A run of records
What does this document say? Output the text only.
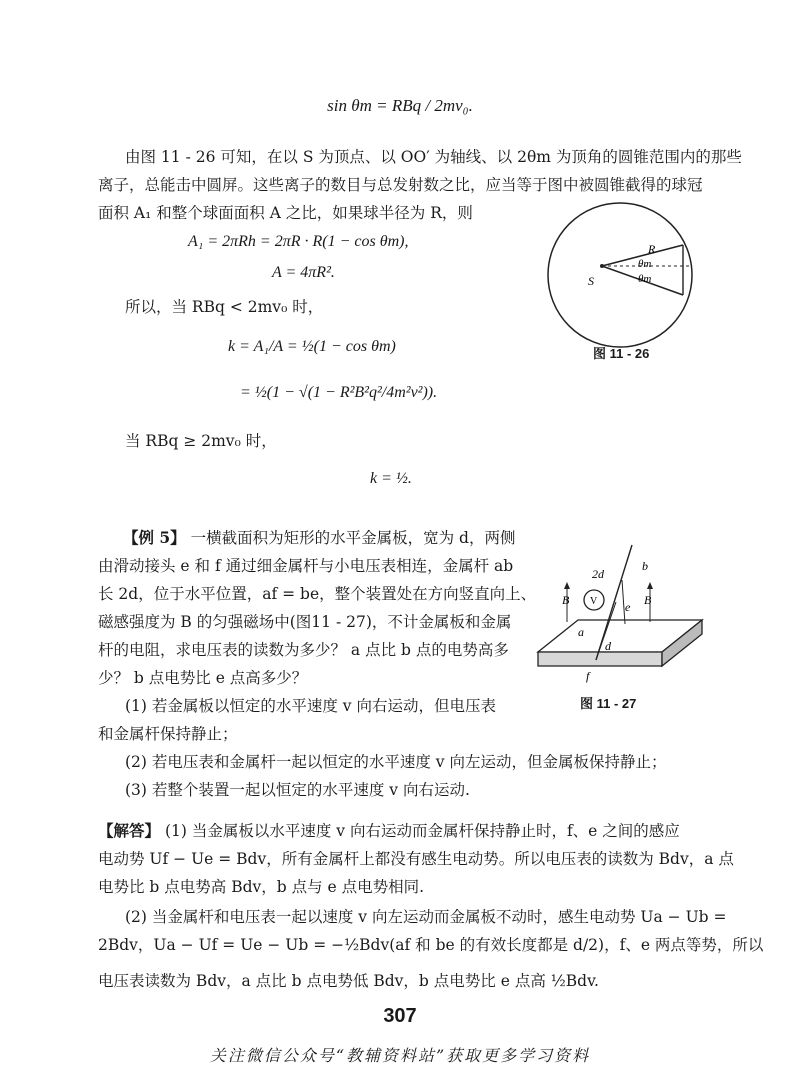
sin θm = RBq / 2mv₀.
由图 11 - 26 可知，在以 S 为顶点、以 OO′ 为轴线、以 2θm 为顶角的圆锥范围内的那些
离子，总能击中圆屏。这些离子的数目与总发射数之比，应当等于图中被圆锥截得的球冠
面积 A₁ 和整个球面面积 A 之比，如果球半径为 R，则
A₁ = 2πRh = 2πR · R(1 − cos θm),
A = 4πR².
所以，当 RBq < 2mv₀ 时，
k = A₁/A = ½(1 − cos θm)
= ½(1 − √(1 − R²B²q²/4m²v²)).
当 RBq ≥ 2mv₀ 时，
k = ½.
R
S
θm
θm
图 11 - 26
【例 5】 一横截面积为矩形的水平金属板，宽为 d，两侧
由滑动接头 e 和 f 通过细金属杆与小电压表相连，金属杆 ab
长 2d，位于水平位置，af = be，整个装置处在方向竖直向上、
磁感强度为 B 的匀强磁场中(图11 - 27)，不计金属板和金属
杆的电阻，求电压表的读数为多少？ a 点比 b 点的电势高多
少？ b 点电势比 e 点高多少？
(1) 若金属板以恒定的水平速度 v 向右运动，但电压表
和金属杆保持静止；
(2) 若电压表和金属杆一起以恒定的水平速度 v 向左运动，但金属板保持静止；
(3) 若整个装置一起以恒定的水平速度 v 向右运动.
V
b
2d
e
a
d
f
B	B
图 11 - 27
【解答】 (1) 当金属板以水平速度 v 向右运动而金属杆保持静止时，f、e 之间的感应
电动势 Uf − Ue = Bdv，所有金属杆上都没有感生电动势。所以电压表的读数为 Bdv，a 点
电势比 b 点电势高 Bdv，b 点与 e 点电势相同.
(2) 当金属杆和电压表一起以速度 v 向左运动而金属板不动时，感生电动势 Ua − Ub =
2Bdv，Ua − Uf = Ue − Ub = −½Bdv(af 和 be 的有效长度都是 d/2)，f、e 两点等势，所以
电压表读数为 Bdv，a 点比 b 点电势低 Bdv，b 点电势比 e 点高 ½Bdv.
307
关注微信公众号“教辅资料站”获取更多学习资料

**What is being asked**
Repeat the material above word for word, please, apart from its images.

**Finished task**
What does this document say? Output the text only.
sin θm = RBq / 2mv₀.
由图 11 - 26 可知，在以 S 为顶点、以 OO′ 为轴线、以 2θm 为顶角的圆锥范围内的那些
离子，总能击中圆屏。这些离子的数目与总发射数之比，应当等于图中被圆锥截得的球冠
面积 A₁ 和整个球面面积 A 之比，如果球半径为 R，则
A₁ = 2πRh = 2πR · R(1 − cos θm),
A = 4πR².
所以，当 RBq < 2mv₀ 时，
k = A₁/A = ½(1 − cos θm)
= ½(1 − √(1 − R²B²q²/4m²v²)).
当 RBq ≥ 2mv₀ 时，
k = ½.
R
S
θm
θm
图 11 - 26
【例 5】 一横截面积为矩形的水平金属板，宽为 d，两侧
由滑动接头 e 和 f 通过细金属杆与小电压表相连，金属杆 ab
长 2d，位于水平位置，af = be，整个装置处在方向竖直向上、
磁感强度为 B 的匀强磁场中(图11 - 27)，不计金属板和金属
杆的电阻，求电压表的读数为多少？ a 点比 b 点的电势高多
少？ b 点电势比 e 点高多少？
(1) 若金属板以恒定的水平速度 v 向右运动，但电压表
和金属杆保持静止；
(2) 若电压表和金属杆一起以恒定的水平速度 v 向左运动，但金属板保持静止；
(3) 若整个装置一起以恒定的水平速度 v 向右运动.
V
b
2d
e
a
d
f
B	B
图 11 - 27
【解答】 (1) 当金属板以水平速度 v 向右运动而金属杆保持静止时，f、e 之间的感应
电动势 Uf − Ue = Bdv，所有金属杆上都没有感生电动势。所以电压表的读数为 Bdv，a 点
电势比 b 点电势高 Bdv，b 点与 e 点电势相同.
(2) 当金属杆和电压表一起以速度 v 向左运动而金属板不动时，感生电动势 Ua − Ub =
2Bdv，Ua − Uf = Ue − Ub = −½Bdv(af 和 be 的有效长度都是 d/2)，f、e 两点等势，所以
电压表读数为 Bdv，a 点比 b 点电势低 Bdv，b 点电势比 e 点高 ½Bdv.
307
关注微信公众号“教辅资料站”获取更多学习资料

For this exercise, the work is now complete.